= Beginning of Section =
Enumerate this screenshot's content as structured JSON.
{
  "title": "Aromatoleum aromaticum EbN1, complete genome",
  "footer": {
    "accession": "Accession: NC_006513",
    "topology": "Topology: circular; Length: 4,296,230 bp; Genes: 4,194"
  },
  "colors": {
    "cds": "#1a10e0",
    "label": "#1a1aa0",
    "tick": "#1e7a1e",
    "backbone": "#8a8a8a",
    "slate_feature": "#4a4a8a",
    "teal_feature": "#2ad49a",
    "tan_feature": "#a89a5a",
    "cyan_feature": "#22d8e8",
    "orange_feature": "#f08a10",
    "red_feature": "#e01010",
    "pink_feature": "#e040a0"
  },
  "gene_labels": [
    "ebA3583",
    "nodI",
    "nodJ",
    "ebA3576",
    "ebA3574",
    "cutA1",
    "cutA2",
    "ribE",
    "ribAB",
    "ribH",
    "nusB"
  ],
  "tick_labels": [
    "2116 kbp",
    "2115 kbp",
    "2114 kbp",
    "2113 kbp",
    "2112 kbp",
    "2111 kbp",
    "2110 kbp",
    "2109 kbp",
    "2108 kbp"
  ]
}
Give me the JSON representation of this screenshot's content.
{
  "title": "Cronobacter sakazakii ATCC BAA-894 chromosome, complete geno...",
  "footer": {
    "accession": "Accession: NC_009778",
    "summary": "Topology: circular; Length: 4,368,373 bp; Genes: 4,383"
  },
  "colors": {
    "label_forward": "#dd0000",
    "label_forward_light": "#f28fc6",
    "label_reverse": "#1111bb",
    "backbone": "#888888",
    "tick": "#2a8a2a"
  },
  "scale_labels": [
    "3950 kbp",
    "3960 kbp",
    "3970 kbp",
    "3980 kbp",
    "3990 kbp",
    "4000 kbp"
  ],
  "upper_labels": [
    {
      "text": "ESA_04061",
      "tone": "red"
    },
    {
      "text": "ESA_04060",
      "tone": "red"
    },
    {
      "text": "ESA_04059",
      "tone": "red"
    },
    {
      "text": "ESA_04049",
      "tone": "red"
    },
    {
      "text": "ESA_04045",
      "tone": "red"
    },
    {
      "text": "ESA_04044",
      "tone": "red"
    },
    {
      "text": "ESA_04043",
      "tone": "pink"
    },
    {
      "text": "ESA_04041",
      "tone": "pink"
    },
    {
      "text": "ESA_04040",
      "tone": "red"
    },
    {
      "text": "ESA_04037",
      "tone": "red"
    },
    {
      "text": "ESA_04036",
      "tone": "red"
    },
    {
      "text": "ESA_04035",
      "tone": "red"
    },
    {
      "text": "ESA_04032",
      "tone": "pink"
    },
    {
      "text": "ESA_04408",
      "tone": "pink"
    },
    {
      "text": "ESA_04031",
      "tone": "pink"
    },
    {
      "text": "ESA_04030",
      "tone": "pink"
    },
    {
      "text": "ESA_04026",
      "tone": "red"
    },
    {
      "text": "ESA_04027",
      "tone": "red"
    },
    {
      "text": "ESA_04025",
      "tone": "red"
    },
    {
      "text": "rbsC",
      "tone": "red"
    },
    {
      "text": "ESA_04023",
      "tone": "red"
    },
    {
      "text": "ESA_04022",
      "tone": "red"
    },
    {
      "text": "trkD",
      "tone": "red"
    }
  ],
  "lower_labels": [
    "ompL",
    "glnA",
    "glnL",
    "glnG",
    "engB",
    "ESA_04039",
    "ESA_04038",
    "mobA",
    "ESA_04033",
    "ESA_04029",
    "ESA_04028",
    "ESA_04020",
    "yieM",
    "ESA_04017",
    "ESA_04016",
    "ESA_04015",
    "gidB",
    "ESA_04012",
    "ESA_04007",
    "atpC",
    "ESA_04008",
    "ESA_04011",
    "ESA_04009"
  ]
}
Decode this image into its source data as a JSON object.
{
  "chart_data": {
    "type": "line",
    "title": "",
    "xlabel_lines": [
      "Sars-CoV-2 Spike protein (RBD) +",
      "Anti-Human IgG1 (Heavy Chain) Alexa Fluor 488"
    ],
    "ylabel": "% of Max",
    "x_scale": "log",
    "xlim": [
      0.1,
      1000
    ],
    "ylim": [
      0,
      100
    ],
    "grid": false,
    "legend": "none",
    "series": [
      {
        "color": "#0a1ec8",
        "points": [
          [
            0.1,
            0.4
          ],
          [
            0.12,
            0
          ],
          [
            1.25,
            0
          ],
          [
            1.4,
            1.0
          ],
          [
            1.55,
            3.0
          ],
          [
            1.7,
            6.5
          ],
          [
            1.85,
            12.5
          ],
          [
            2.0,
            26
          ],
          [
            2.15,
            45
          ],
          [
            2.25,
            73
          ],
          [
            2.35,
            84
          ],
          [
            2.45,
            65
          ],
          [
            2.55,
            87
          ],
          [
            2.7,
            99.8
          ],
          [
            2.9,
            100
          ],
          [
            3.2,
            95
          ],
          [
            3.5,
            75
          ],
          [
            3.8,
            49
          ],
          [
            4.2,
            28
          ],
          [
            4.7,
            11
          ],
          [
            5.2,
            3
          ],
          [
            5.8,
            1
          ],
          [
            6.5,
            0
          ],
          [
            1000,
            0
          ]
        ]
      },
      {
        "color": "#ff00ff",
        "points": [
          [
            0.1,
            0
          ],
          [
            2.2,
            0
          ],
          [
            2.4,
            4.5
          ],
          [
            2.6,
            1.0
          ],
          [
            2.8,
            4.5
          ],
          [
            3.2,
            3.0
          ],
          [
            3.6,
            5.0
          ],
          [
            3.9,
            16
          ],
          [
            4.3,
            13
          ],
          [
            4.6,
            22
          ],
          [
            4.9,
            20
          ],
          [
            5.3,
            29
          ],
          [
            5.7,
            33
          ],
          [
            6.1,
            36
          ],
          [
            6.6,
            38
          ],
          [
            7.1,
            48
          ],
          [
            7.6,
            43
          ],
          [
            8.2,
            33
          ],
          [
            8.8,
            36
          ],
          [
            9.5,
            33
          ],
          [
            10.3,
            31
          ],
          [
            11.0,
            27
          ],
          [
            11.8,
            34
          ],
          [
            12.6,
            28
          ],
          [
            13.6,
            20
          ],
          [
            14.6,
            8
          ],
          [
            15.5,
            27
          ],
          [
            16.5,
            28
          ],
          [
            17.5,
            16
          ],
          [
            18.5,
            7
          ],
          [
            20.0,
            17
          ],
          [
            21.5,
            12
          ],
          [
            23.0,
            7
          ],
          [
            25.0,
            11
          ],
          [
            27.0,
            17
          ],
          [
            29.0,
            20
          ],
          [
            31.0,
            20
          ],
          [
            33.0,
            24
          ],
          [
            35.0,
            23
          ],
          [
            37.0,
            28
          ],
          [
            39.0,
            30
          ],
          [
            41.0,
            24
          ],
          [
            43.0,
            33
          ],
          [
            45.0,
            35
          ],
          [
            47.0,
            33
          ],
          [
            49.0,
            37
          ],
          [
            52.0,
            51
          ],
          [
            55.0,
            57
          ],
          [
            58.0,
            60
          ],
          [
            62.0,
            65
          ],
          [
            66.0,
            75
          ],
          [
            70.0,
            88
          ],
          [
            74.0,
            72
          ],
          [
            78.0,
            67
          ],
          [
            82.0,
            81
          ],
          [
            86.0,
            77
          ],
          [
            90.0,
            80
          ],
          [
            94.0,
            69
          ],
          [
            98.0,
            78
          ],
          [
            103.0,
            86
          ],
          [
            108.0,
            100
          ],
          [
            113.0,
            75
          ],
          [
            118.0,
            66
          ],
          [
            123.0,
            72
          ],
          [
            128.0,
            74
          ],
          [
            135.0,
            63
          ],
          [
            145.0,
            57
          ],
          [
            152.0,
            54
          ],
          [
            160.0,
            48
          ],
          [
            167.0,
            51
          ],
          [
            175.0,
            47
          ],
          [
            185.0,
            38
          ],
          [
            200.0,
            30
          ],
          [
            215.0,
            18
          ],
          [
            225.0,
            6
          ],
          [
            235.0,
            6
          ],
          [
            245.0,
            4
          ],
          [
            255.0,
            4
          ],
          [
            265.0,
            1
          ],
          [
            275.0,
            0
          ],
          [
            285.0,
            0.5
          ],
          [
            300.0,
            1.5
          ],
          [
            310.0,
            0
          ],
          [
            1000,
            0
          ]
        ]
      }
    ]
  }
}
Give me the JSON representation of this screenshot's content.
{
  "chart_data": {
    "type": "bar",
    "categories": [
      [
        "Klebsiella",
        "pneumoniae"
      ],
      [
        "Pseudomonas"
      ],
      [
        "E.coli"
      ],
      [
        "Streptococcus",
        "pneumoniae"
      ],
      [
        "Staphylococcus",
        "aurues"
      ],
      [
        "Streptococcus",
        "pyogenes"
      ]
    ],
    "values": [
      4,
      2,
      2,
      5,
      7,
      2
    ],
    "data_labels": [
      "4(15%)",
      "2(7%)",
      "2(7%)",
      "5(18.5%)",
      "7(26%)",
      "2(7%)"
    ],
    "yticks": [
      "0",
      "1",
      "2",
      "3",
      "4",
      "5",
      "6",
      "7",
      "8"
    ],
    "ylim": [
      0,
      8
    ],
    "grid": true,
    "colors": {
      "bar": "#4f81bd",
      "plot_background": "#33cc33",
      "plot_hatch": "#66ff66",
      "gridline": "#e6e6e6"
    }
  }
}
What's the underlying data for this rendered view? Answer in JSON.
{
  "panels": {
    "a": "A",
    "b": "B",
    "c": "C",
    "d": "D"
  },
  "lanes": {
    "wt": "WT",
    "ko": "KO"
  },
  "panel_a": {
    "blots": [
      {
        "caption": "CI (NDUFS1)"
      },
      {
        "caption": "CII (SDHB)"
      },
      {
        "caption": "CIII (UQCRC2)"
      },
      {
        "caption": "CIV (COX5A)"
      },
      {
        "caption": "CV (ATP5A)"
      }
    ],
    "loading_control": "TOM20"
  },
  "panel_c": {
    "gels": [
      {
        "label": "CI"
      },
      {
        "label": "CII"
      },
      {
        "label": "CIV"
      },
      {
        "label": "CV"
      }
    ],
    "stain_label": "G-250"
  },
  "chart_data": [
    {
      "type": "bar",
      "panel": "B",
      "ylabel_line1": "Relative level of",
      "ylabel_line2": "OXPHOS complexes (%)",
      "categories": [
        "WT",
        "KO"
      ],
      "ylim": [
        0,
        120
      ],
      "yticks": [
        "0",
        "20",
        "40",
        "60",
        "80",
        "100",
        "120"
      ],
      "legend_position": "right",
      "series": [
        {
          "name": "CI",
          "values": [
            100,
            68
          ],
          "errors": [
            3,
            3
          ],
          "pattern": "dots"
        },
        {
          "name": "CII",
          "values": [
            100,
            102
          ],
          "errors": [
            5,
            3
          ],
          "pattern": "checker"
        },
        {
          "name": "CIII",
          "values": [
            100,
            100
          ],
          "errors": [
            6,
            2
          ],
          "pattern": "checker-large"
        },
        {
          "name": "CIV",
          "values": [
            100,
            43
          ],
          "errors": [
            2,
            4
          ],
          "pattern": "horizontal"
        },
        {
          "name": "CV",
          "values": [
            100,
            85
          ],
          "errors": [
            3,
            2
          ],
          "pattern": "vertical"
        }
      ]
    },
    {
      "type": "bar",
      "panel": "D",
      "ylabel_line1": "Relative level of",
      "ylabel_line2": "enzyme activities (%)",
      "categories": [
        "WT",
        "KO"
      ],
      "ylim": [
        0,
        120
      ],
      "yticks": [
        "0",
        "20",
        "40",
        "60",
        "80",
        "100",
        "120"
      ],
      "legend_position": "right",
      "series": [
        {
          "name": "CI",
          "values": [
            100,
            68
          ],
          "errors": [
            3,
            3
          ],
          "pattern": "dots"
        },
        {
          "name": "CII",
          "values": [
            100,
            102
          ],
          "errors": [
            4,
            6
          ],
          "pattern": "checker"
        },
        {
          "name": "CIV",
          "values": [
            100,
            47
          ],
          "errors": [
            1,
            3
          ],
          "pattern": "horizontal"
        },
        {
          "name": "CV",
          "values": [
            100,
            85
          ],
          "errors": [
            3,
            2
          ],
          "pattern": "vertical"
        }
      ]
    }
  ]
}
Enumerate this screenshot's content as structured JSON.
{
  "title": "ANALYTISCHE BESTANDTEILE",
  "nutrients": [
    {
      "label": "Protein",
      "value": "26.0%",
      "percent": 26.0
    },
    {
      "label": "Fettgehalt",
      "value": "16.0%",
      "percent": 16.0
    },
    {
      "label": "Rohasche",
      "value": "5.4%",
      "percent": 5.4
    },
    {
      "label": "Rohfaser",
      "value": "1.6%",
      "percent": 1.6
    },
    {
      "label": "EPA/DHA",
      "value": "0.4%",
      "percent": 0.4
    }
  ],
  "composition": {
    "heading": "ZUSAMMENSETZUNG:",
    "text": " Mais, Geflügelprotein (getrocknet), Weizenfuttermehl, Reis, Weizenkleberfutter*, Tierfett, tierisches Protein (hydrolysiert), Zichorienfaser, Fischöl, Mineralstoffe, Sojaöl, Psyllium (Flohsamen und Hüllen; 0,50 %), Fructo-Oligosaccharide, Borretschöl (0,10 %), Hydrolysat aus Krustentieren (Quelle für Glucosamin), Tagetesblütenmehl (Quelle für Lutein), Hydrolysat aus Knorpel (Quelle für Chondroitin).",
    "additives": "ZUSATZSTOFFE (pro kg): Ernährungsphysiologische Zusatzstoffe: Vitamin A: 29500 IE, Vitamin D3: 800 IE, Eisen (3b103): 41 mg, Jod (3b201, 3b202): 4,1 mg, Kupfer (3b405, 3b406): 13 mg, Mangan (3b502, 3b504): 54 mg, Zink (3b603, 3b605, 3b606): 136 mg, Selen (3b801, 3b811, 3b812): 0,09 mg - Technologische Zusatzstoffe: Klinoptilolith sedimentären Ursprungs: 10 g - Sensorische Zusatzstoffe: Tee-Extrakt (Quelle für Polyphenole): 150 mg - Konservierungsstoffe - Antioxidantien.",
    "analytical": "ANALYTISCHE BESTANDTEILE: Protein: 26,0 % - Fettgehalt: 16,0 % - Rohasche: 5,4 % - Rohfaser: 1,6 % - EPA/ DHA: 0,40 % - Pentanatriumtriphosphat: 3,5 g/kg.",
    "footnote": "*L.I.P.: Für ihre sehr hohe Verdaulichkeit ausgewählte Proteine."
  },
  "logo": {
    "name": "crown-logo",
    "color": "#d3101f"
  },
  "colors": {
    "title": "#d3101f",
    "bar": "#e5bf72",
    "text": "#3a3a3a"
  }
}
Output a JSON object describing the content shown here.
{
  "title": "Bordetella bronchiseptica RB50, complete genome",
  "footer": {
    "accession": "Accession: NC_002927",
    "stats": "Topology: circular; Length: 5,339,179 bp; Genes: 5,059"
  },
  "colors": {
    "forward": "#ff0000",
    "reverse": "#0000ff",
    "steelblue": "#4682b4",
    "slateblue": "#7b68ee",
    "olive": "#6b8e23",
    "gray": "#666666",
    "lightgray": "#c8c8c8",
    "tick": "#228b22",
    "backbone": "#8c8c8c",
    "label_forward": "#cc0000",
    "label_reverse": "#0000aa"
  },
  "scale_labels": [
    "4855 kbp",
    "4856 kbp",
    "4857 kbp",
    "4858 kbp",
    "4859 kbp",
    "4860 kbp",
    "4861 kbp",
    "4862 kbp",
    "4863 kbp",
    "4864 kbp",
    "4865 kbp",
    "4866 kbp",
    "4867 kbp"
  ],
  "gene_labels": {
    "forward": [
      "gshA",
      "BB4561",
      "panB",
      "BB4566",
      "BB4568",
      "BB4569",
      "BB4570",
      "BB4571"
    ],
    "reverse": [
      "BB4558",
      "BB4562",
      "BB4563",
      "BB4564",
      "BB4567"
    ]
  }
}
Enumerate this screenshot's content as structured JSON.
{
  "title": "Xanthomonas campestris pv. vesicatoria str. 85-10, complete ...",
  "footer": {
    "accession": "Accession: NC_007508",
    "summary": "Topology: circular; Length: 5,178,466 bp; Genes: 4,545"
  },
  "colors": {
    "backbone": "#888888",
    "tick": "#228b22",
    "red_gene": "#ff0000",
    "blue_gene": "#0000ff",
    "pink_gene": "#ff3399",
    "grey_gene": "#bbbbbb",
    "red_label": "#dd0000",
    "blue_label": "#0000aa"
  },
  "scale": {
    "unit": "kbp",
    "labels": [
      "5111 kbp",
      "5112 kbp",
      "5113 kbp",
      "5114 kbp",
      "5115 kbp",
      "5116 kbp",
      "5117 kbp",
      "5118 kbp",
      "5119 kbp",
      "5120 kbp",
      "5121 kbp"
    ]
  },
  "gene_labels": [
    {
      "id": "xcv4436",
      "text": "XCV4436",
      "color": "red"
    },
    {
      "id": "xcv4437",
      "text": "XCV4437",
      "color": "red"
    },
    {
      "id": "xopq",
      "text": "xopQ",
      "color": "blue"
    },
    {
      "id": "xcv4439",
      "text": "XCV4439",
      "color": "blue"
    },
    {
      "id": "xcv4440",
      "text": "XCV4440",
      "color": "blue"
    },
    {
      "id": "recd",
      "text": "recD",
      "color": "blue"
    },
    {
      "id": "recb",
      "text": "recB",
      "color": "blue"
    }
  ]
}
= End of Section =
## PROBLEM TO SOLVE
Wherever the word "backbone" appears in the records above, copy that line.

## ANSWER AREA
    "backbone": "#8a8a8a",
    "backbone": "#888888",
    "backbone": "#8c8c8c",
    "backbone": "#888888",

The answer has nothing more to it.